- Request: Search the listing for the string "placement" and copy every line that contains it.

- Material:
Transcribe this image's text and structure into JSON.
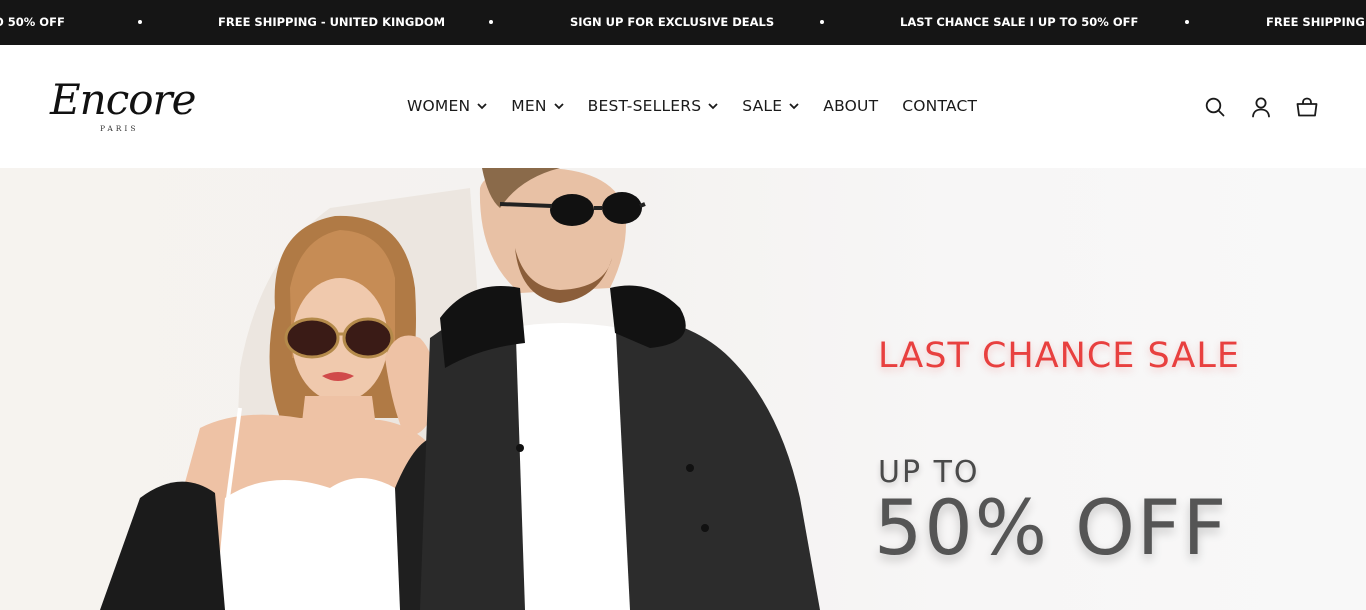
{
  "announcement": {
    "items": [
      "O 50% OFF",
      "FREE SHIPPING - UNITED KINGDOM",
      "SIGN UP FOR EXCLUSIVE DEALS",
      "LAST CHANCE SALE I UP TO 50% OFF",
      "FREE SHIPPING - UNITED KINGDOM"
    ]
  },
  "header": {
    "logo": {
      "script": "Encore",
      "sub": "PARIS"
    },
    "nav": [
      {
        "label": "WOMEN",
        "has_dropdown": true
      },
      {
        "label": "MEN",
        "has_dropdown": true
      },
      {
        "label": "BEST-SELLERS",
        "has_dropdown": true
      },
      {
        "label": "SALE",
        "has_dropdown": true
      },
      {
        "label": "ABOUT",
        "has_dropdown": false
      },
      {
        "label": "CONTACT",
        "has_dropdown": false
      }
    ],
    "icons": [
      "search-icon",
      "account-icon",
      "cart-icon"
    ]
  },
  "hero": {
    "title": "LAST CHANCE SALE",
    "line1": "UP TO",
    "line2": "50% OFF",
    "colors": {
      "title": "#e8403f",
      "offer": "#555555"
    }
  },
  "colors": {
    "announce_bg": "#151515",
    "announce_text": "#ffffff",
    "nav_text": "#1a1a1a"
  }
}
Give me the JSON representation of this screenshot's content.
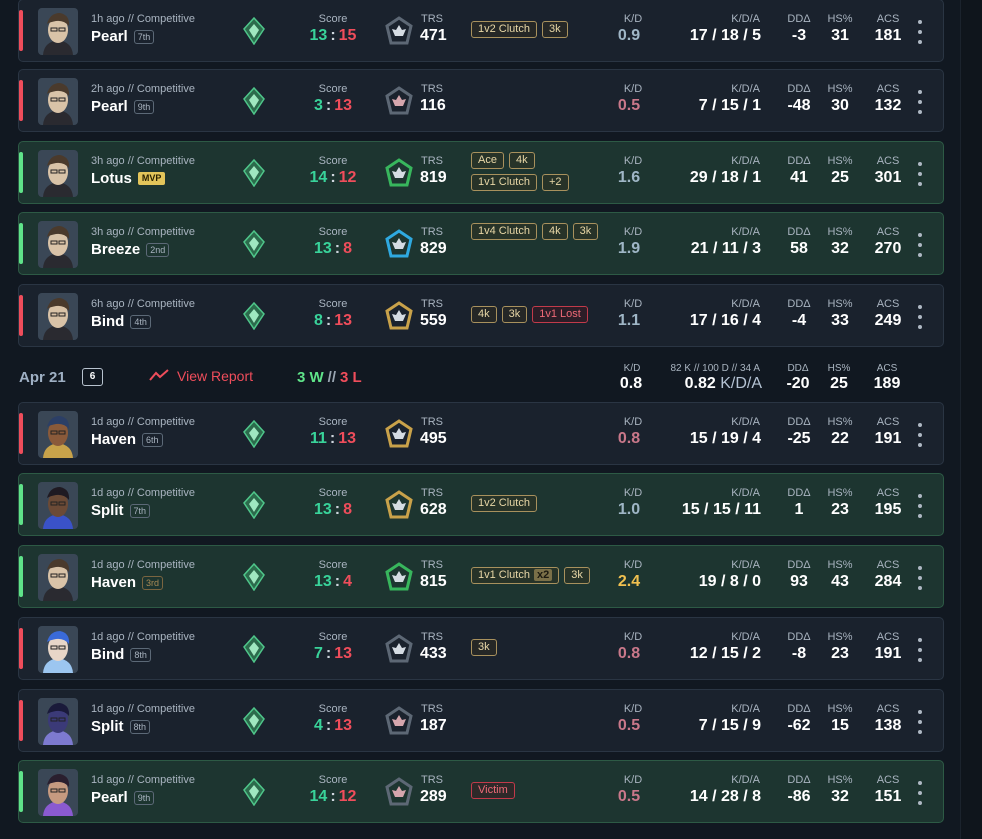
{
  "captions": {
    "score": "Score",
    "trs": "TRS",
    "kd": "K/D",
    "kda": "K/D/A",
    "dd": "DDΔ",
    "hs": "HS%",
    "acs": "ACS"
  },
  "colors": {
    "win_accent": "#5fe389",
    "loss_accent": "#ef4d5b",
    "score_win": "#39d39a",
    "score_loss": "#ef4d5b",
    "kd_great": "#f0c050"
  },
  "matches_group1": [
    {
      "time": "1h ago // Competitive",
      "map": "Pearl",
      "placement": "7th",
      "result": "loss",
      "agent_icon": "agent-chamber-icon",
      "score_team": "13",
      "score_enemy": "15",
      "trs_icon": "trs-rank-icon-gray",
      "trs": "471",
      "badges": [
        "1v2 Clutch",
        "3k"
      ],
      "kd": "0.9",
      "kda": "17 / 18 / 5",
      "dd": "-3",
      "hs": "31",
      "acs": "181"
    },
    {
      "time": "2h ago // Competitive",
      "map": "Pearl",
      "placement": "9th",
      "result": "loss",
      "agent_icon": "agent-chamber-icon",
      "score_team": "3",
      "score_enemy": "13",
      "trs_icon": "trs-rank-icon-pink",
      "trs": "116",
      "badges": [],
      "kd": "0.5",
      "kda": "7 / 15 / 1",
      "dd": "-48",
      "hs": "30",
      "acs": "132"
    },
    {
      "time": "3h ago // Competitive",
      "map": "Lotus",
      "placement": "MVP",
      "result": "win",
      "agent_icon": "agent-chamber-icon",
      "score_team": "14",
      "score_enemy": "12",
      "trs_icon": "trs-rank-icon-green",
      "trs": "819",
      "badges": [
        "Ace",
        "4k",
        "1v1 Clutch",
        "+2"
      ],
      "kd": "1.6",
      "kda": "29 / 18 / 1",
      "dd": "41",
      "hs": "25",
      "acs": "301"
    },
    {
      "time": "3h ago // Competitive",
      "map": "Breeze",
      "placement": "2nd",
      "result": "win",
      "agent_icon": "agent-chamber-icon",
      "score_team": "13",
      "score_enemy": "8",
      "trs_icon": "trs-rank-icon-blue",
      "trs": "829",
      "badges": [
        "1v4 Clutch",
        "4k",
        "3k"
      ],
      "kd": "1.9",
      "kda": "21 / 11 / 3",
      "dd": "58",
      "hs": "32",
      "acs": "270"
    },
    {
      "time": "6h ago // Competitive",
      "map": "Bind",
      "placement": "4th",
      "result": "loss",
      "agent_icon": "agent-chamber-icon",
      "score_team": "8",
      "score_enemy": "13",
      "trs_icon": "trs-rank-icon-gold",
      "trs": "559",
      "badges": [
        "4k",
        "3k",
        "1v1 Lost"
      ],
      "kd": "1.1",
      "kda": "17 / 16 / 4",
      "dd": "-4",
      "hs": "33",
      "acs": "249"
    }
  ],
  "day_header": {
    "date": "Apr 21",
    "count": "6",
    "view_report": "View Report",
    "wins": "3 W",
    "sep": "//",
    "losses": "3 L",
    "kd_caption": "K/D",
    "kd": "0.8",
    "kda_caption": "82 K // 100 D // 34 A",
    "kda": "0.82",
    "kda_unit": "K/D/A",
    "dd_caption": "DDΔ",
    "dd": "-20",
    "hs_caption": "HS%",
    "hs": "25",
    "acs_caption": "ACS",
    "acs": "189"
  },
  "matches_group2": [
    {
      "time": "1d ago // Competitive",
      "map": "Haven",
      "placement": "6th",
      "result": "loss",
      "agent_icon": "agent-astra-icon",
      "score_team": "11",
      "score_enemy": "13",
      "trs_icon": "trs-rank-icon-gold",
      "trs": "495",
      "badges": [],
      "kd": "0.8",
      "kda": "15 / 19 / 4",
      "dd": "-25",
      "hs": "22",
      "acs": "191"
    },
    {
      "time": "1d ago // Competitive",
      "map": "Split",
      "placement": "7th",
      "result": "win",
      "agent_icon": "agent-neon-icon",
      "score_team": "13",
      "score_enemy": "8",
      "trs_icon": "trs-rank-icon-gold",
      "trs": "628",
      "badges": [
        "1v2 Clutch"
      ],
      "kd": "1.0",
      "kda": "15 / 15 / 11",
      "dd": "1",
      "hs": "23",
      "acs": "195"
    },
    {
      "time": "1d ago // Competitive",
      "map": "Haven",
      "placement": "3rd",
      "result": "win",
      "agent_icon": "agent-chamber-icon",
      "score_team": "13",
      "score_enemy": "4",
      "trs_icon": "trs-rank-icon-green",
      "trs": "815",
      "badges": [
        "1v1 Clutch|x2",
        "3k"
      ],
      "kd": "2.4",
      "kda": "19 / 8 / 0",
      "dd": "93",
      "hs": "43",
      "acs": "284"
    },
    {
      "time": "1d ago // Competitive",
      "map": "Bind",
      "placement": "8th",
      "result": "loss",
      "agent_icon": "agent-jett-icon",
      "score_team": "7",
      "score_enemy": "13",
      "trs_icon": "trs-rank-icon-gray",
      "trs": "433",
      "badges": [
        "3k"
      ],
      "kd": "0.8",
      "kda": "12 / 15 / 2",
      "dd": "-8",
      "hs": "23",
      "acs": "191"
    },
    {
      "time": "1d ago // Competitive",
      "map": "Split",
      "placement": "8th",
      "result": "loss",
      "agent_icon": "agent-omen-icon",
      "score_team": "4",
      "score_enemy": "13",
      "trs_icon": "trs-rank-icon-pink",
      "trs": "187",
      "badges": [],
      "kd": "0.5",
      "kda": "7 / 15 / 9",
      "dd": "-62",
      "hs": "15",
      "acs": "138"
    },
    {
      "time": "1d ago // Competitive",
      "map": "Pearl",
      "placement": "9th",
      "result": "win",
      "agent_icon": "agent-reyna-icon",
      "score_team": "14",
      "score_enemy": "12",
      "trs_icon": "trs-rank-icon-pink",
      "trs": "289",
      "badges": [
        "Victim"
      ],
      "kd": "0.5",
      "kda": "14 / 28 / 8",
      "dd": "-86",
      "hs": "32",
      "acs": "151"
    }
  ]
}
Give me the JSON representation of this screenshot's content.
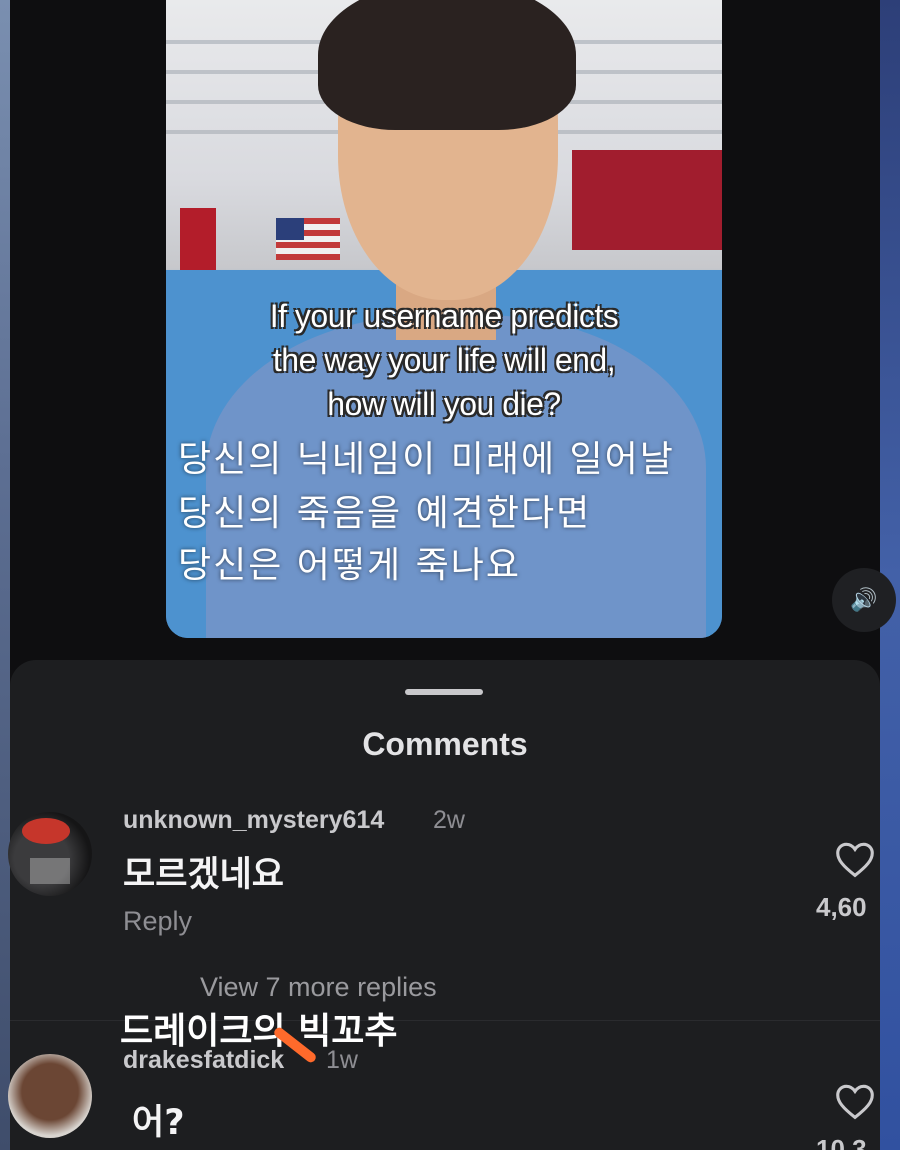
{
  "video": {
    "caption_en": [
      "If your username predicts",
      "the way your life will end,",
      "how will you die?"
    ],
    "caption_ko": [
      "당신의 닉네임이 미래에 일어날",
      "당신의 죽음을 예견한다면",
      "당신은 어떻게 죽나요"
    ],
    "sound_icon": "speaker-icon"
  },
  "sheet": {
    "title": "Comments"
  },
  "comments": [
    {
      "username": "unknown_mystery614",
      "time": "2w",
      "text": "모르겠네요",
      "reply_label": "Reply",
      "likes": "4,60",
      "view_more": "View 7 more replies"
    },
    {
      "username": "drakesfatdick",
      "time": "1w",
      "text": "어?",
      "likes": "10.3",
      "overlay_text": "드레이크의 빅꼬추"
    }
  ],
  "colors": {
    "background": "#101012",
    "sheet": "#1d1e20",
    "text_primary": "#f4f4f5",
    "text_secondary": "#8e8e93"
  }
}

- Task result:
      "placement": "7th",
      "placement": "9th",
      "placement": "MVP",
      "placement": "2nd",
      "placement": "4th",
      "placement": "6th",
      "placement": "7th",
      "placement": "3rd",
      "placement": "8th",
      "placement": "8th",
      "placement": "9th",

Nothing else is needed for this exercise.